## Extrait choisi
>>
De l’utilité des ordinateurs

Paolo Zanella a rejoint le groupe informatique du CERN en 1962, tout juste trois ans après l’arrivée du premier ordinateur. Il a dirigé par la suite la division du Traitement des données, pendant treize ans, avant de devenir professeur à l’Université de Genève.

Paolo Zanella« Lorsque je suis entré au CERN, j’ai été chargé d’identifier les problèmes et de les résoudre, mais également d’essayer de convaincre les physiciens de l’utilité des ordinateurs. Quelques jours à peine après mon arrivée, Lew Kowarski, qui dirigeait à l’époque la division du Traitement des données, m’a envoyé voir Carlo Rubbia. Je devais persuader ce « futur Prix Nobel », selon les termes de Lew Kowarski, d’utiliser l’IBM 709 qui venait d’être installé. L’accueil que me réserva Carlo Rubbia fut glacial : les physiciens n’avaient besoin ni de cette machine, ni de moi. Mais il m’a quand même rappelé pour suggérer quelques essais. Finalement, il a été l’un des premiers à adopter l’informatique, qu’il utilisa largement et avec succès tout au long de ses brillants travaux expérimentaux, au CERN comme ailleurs.
<<
## Travail demandé
A) Répondez brièvement à ces questions sur l'extrait consacré à Paolo Zanella :
(i) En quelle année a-t-il rejoint le groupe informatique du CERN ?
(ii) Pendant combien d'années a-t-il dirigé la division du Traitement des données ?
(iii) Quel ordinateur devait-il persuader Carlo Rubbia d'utiliser ?
B) Recopiez l'extrait consacré à Paolo Zanella depuis « Paolo Zanella a » jusqu'à « l’Université de Genève. » inclus.
Les données forment un ensemble distinct de l'extrait.

## Données
>>
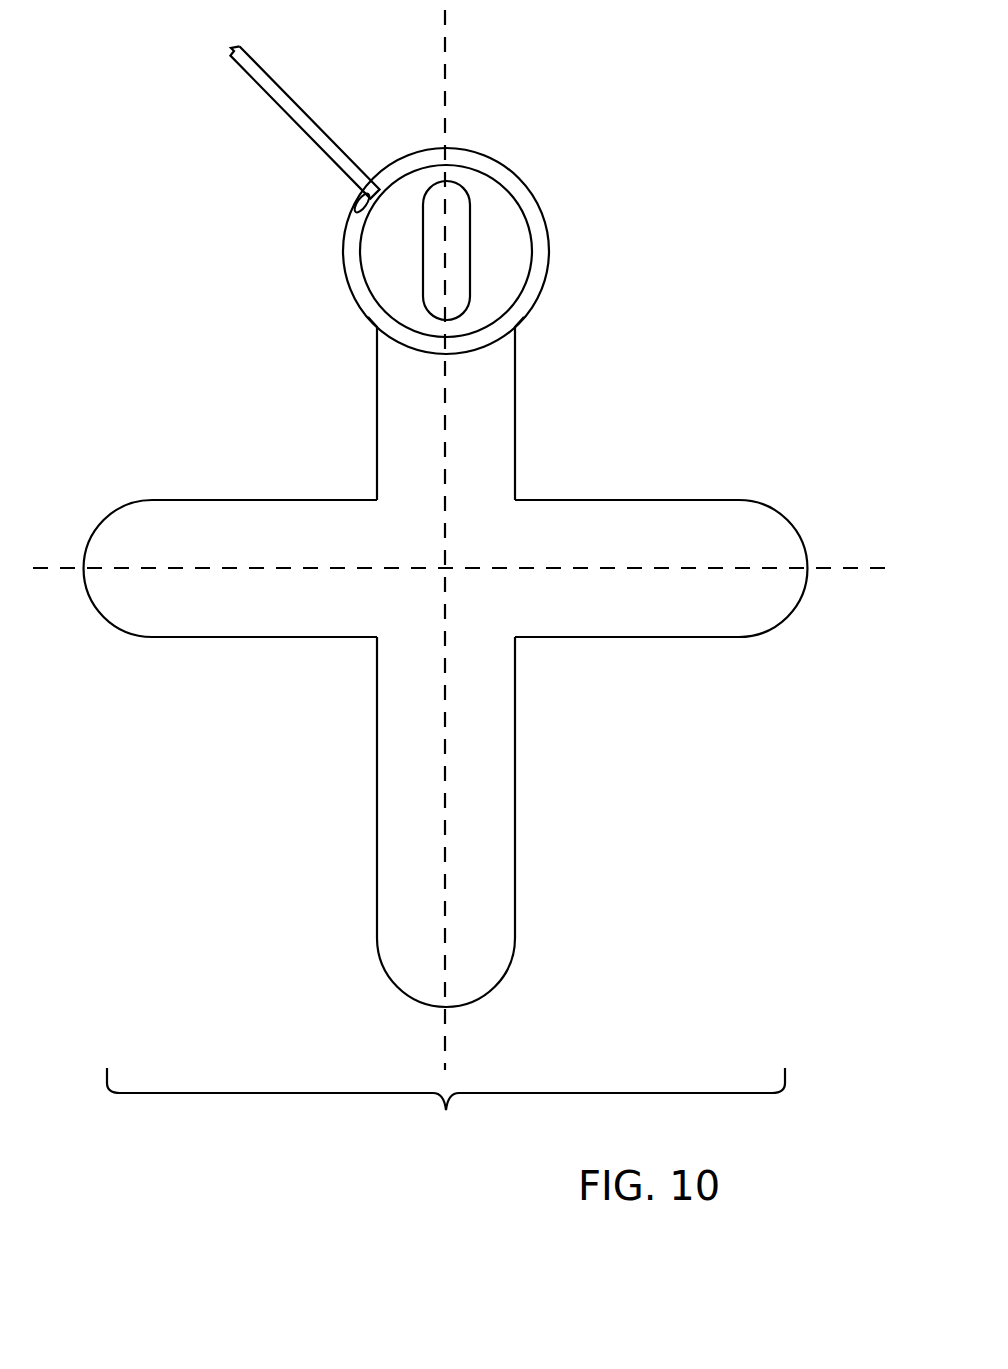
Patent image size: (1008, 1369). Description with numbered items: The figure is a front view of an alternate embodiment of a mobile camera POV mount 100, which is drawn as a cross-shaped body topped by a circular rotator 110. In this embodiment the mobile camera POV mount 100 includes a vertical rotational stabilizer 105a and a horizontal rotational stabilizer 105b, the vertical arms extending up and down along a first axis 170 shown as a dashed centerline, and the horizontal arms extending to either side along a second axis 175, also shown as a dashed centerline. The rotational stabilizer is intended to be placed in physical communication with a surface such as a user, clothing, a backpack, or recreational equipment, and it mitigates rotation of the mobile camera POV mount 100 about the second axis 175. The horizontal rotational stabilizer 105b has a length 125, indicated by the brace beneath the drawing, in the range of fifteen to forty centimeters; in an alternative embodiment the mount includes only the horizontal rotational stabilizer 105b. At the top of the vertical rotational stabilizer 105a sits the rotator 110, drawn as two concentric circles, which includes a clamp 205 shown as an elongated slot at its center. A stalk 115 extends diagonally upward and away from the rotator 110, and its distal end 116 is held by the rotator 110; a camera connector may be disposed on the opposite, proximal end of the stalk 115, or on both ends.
<<
## Réponses ci-dessous
A)
(i) En 1962.
(ii) Pendant treize ans.
(iii) L'IBM 709.

B)
Paolo Zanella a rejoint le groupe informatique du CERN en 1962, tout juste trois ans après l’arrivée du premier ordinateur. Il a dirigé par la suite la division du Traitement des données, pendant treize ans, avant de devenir professeur à l’Université de Genève.